- **WORK TO DO**: The records should be written out in full, with nothing altered.

Dataset items:

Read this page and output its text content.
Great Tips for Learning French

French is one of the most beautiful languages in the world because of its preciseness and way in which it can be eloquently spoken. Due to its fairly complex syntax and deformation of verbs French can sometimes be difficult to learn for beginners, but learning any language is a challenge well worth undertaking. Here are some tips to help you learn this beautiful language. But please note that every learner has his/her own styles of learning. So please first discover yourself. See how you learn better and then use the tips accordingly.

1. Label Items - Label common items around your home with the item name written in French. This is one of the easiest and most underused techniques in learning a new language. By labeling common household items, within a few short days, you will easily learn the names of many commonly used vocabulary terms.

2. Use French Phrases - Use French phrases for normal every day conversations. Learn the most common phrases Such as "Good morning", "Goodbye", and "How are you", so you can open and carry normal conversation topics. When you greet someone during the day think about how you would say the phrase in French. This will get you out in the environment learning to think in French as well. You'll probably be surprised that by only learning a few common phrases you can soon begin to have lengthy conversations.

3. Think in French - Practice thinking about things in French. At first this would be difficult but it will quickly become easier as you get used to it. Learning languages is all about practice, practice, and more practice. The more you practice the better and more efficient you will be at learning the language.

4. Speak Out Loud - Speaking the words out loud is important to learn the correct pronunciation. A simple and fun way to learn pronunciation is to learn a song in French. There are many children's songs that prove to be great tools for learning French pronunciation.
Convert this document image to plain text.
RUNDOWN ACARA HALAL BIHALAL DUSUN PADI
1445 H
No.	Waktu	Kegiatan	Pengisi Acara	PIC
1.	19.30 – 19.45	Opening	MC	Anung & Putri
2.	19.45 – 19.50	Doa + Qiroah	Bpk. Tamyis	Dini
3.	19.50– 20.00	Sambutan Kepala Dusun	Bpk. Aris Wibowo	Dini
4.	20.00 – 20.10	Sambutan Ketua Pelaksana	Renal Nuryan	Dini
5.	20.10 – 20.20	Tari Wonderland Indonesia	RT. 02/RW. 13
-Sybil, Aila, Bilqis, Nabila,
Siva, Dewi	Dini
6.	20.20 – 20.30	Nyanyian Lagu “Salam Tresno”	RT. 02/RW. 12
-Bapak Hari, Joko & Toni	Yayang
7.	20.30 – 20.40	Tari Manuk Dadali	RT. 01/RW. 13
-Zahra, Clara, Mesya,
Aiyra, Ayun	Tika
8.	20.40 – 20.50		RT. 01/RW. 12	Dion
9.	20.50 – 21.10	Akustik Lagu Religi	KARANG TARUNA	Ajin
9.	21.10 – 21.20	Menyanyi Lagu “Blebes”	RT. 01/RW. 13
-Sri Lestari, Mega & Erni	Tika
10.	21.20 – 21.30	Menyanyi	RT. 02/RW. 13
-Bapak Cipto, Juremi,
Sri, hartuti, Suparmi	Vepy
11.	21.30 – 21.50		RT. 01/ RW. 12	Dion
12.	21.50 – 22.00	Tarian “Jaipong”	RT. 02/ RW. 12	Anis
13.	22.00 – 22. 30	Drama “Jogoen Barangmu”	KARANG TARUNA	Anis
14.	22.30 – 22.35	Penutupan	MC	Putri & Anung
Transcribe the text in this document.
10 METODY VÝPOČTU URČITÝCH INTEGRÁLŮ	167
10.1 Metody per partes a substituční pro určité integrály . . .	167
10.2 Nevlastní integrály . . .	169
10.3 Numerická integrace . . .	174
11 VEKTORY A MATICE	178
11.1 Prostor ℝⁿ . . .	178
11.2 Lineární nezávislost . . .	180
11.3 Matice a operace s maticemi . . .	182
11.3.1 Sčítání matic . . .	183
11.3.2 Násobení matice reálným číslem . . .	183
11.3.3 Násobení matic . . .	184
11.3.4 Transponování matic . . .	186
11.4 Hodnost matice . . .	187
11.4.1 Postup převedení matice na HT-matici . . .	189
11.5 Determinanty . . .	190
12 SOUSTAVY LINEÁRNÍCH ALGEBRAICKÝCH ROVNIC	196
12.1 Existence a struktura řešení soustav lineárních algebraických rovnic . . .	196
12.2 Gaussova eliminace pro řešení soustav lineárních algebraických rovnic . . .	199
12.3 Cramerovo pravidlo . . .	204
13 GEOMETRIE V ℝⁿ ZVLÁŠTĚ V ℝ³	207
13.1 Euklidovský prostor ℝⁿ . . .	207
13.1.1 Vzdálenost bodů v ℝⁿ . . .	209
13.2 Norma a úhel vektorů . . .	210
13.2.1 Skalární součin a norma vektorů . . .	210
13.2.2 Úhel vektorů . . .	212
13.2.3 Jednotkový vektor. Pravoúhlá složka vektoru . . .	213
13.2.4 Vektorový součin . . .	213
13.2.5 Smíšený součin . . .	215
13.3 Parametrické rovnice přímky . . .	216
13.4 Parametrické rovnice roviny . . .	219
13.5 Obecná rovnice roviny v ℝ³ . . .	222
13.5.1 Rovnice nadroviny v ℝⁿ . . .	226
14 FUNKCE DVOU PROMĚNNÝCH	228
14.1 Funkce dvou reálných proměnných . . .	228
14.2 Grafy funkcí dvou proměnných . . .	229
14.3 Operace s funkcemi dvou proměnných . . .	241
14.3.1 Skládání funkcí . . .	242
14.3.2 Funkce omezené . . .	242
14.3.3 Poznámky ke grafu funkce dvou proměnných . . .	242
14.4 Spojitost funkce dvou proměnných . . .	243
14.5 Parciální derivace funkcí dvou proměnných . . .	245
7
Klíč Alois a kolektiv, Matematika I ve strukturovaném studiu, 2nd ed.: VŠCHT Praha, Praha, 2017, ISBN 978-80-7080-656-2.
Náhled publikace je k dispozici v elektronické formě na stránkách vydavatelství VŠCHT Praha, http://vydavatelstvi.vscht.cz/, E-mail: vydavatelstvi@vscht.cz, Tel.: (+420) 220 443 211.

- **SOLVED PROBLEM**:
Read this page and output its text content.
Great Tips for Learning French

French is one of the most beautiful languages in the world because of its preciseness and way in which it can be eloquently spoken. Due to its fairly complex syntax and deformation of verbs French can sometimes be difficult to learn for beginners, but learning any language is a challenge well worth undertaking. Here are some tips to help you learn this beautiful language. But please note that every learner has his/her own styles of learning. So please first discover yourself. See how you learn better and then use the tips accordingly.

1. Label Items - Label common items around your home with the item name written in French. This is one of the easiest and most underused techniques in learning a new language. By labeling common household items, within a few short days, you will easily learn the names of many commonly used vocabulary terms.

2. Use French Phrases - Use French phrases for normal every day conversations. Learn the most common phrases Such as "Good morning", "Goodbye", and "How are you", so you can open and carry normal conversation topics. When you greet someone during the day think about how you would say the phrase in French. This will get you out in the environment learning to think in French as well. You'll probably be surprised that by only learning a few common phrases you can soon begin to have lengthy conversations.

3. Think in French - Practice thinking about things in French. At first this would be difficult but it will quickly become easier as you get used to it. Learning languages is all about practice, practice, and more practice. The more you practice the better and more efficient you will be at learning the language.

4. Speak Out Loud - Speaking the words out loud is important to learn the correct pronunciation. A simple and fun way to learn pronunciation is to learn a song in French. There are many children's songs that prove to be great tools for learning French pronunciation.
Convert this document image to plain text.
RUNDOWN ACARA HALAL BIHALAL DUSUN PADI
1445 H
No.	Waktu	Kegiatan	Pengisi Acara	PIC
1.	19.30 – 19.45	Opening	MC	Anung & Putri
2.	19.45 – 19.50	Doa + Qiroah	Bpk. Tamyis	Dini
3.	19.50– 20.00	Sambutan Kepala Dusun	Bpk. Aris Wibowo	Dini
4.	20.00 – 20.10	Sambutan Ketua Pelaksana	Renal Nuryan	Dini
5.	20.10 – 20.20	Tari Wonderland Indonesia	RT. 02/RW. 13
-Sybil, Aila, Bilqis, Nabila,
Siva, Dewi	Dini
6.	20.20 – 20.30	Nyanyian Lagu “Salam Tresno”	RT. 02/RW. 12
-Bapak Hari, Joko & Toni	Yayang
7.	20.30 – 20.40	Tari Manuk Dadali	RT. 01/RW. 13
-Zahra, Clara, Mesya,
Aiyra, Ayun	Tika
8.	20.40 – 20.50		RT. 01/RW. 12	Dion
9.	20.50 – 21.10	Akustik Lagu Religi	KARANG TARUNA	Ajin
9.	21.10 – 21.20	Menyanyi Lagu “Blebes”	RT. 01/RW. 13
-Sri Lestari, Mega & Erni	Tika
10.	21.20 – 21.30	Menyanyi	RT. 02/RW. 13
-Bapak Cipto, Juremi,
Sri, hartuti, Suparmi	Vepy
11.	21.30 – 21.50		RT. 01/ RW. 12	Dion
12.	21.50 – 22.00	Tarian “Jaipong”	RT. 02/ RW. 12	Anis
13.	22.00 – 22. 30	Drama “Jogoen Barangmu”	KARANG TARUNA	Anis
14.	22.30 – 22.35	Penutupan	MC	Putri & Anung
Transcribe the text in this document.
10 METODY VÝPOČTU URČITÝCH INTEGRÁLŮ	167
10.1 Metody per partes a substituční pro určité integrály . . .	167
10.2 Nevlastní integrály . . .	169
10.3 Numerická integrace . . .	174
11 VEKTORY A MATICE	178
11.1 Prostor ℝⁿ . . .	178
11.2 Lineární nezávislost . . .	180
11.3 Matice a operace s maticemi . . .	182
11.3.1 Sčítání matic . . .	183
11.3.2 Násobení matice reálným číslem . . .	183
11.3.3 Násobení matic . . .	184
11.3.4 Transponování matic . . .	186
11.4 Hodnost matice . . .	187
11.4.1 Postup převedení matice na HT-matici . . .	189
11.5 Determinanty . . .	190
12 SOUSTAVY LINEÁRNÍCH ALGEBRAICKÝCH ROVNIC	196
12.1 Existence a struktura řešení soustav lineárních algebraických rovnic . . .	196
12.2 Gaussova eliminace pro řešení soustav lineárních algebraických rovnic . . .	199
12.3 Cramerovo pravidlo . . .	204
13 GEOMETRIE V ℝⁿ ZVLÁŠTĚ V ℝ³	207
13.1 Euklidovský prostor ℝⁿ . . .	207
13.1.1 Vzdálenost bodů v ℝⁿ . . .	209
13.2 Norma a úhel vektorů . . .	210
13.2.1 Skalární součin a norma vektorů . . .	210
13.2.2 Úhel vektorů . . .	212
13.2.3 Jednotkový vektor. Pravoúhlá složka vektoru . . .	213
13.2.4 Vektorový součin . . .	213
13.2.5 Smíšený součin . . .	215
13.3 Parametrické rovnice přímky . . .	216
13.4 Parametrické rovnice roviny . . .	219
13.5 Obecná rovnice roviny v ℝ³ . . .	222
13.5.1 Rovnice nadroviny v ℝⁿ . . .	226
14 FUNKCE DVOU PROMĚNNÝCH	228
14.1 Funkce dvou reálných proměnných . . .	228
14.2 Grafy funkcí dvou proměnných . . .	229
14.3 Operace s funkcemi dvou proměnných . . .	241
14.3.1 Skládání funkcí . . .	242
14.3.2 Funkce omezené . . .	242
14.3.3 Poznámky ke grafu funkce dvou proměnných . . .	242
14.4 Spojitost funkce dvou proměnných . . .	243
14.5 Parciální derivace funkcí dvou proměnných . . .	245
7
Klíč Alois a kolektiv, Matematika I ve strukturovaném studiu, 2nd ed.: VŠCHT Praha, Praha, 2017, ISBN 978-80-7080-656-2.
Náhled publikace je k dispozici v elektronické formě na stránkách vydavatelství VŠCHT Praha, http://vydavatelstvi.vscht.cz/, E-mail: vydavatelstvi@vscht.cz, Tel.: (+420) 220 443 211.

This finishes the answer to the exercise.